### PROVIDED RECORDS

________________________________________

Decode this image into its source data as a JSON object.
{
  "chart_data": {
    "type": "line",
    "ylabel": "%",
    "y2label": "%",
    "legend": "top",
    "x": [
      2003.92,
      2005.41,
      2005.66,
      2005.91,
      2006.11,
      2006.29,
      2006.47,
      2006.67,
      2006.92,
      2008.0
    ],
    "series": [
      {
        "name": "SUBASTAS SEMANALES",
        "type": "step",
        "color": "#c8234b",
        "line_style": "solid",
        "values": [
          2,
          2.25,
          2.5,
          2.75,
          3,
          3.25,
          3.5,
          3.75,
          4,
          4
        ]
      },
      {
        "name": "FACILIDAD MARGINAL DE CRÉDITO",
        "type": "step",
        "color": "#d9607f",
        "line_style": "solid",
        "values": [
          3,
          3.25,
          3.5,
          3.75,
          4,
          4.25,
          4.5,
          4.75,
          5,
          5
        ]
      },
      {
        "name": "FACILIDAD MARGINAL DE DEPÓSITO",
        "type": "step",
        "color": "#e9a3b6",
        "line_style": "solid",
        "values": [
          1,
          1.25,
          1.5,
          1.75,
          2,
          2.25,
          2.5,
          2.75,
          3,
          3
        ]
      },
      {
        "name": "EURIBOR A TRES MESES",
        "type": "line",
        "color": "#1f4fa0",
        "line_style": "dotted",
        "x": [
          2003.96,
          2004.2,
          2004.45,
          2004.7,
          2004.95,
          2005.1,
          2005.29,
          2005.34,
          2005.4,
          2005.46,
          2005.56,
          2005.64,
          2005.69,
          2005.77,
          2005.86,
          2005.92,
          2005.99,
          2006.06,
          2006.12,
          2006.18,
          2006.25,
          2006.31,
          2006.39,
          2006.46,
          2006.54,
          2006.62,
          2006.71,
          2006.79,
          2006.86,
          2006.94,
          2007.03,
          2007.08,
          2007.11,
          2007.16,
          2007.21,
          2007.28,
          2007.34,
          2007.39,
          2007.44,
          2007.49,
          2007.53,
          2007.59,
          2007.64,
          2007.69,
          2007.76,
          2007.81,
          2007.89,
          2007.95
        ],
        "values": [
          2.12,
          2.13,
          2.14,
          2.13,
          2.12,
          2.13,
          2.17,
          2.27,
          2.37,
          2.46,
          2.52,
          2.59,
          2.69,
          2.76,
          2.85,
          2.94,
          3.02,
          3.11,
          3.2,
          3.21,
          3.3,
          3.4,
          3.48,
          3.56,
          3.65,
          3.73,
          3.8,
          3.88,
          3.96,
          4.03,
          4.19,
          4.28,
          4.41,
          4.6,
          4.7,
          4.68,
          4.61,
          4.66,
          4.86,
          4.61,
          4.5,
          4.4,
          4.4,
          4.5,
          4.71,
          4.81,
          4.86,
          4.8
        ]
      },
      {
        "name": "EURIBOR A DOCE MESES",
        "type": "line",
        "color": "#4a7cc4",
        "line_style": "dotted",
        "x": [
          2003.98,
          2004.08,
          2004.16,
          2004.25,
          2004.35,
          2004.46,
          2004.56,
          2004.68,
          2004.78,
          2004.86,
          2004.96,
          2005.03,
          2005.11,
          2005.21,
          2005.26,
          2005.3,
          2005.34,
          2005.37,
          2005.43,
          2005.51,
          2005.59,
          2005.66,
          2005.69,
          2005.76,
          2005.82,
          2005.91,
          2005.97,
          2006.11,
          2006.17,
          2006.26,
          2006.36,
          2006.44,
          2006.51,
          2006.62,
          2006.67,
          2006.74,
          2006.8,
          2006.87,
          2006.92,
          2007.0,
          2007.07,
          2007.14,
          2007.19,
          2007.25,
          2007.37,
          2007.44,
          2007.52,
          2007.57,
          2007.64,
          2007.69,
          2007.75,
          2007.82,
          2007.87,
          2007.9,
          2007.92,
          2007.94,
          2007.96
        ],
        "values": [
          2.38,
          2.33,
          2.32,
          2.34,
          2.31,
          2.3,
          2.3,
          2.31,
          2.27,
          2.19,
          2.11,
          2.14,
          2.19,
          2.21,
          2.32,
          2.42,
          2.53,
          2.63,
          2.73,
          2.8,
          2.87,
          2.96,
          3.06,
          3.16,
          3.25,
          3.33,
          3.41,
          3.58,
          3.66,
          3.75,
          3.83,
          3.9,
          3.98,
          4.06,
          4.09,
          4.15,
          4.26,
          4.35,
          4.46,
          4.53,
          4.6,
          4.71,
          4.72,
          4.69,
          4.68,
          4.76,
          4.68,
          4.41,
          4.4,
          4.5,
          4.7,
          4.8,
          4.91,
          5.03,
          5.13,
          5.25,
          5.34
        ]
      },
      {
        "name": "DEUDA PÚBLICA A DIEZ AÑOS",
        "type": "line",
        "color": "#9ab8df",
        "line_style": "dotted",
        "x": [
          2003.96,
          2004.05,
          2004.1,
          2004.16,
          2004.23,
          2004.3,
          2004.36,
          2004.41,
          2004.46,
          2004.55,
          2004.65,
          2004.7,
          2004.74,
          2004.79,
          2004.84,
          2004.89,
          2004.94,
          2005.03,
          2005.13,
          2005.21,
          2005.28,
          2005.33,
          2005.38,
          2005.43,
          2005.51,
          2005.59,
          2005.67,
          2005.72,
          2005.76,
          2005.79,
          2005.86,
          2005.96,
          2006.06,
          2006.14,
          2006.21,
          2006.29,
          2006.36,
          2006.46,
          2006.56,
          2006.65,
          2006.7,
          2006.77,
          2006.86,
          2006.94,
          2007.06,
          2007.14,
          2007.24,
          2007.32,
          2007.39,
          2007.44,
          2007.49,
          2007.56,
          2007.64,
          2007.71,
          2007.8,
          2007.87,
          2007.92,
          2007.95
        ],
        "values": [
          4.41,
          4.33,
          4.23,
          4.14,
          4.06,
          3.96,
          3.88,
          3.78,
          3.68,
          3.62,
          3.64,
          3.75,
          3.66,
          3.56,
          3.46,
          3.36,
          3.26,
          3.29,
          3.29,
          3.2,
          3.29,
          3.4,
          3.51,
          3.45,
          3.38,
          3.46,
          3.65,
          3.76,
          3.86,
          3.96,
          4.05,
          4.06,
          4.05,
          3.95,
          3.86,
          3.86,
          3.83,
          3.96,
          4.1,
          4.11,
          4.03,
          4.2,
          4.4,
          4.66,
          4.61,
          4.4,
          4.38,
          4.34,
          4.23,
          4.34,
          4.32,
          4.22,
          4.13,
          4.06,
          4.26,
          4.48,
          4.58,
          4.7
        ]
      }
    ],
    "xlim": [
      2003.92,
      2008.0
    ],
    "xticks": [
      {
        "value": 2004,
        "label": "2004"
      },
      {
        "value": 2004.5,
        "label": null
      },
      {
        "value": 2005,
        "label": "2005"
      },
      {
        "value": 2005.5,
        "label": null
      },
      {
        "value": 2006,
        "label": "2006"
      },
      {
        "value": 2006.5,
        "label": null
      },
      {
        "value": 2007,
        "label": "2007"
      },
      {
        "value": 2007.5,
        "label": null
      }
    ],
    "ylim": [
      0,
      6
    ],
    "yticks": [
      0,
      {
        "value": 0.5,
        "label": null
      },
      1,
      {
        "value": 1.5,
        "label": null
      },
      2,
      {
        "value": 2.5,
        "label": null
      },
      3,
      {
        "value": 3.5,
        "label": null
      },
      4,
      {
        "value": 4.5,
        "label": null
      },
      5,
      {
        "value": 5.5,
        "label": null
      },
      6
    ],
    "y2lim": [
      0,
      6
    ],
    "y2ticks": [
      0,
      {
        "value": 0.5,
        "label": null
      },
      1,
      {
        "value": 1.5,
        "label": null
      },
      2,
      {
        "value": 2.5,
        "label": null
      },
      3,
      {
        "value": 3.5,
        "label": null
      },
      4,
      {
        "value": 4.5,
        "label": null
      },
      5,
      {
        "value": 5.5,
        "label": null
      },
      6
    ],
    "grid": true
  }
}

________________________________________

### WHAT IS ASKED
Check every line for "name" and show the ones that have it.

### REPLY
        "name": "SUBASTAS SEMANALES",
        "name": "FACILIDAD MARGINAL DE CRÉDITO",
        "name": "FACILIDAD MARGINAL DE DEPÓSITO",
        "name": "EURIBOR A TRES MESES",
        "name": "EURIBOR A DOCE MESES",
        "name": "DEUDA PÚBLICA A DIEZ AÑOS",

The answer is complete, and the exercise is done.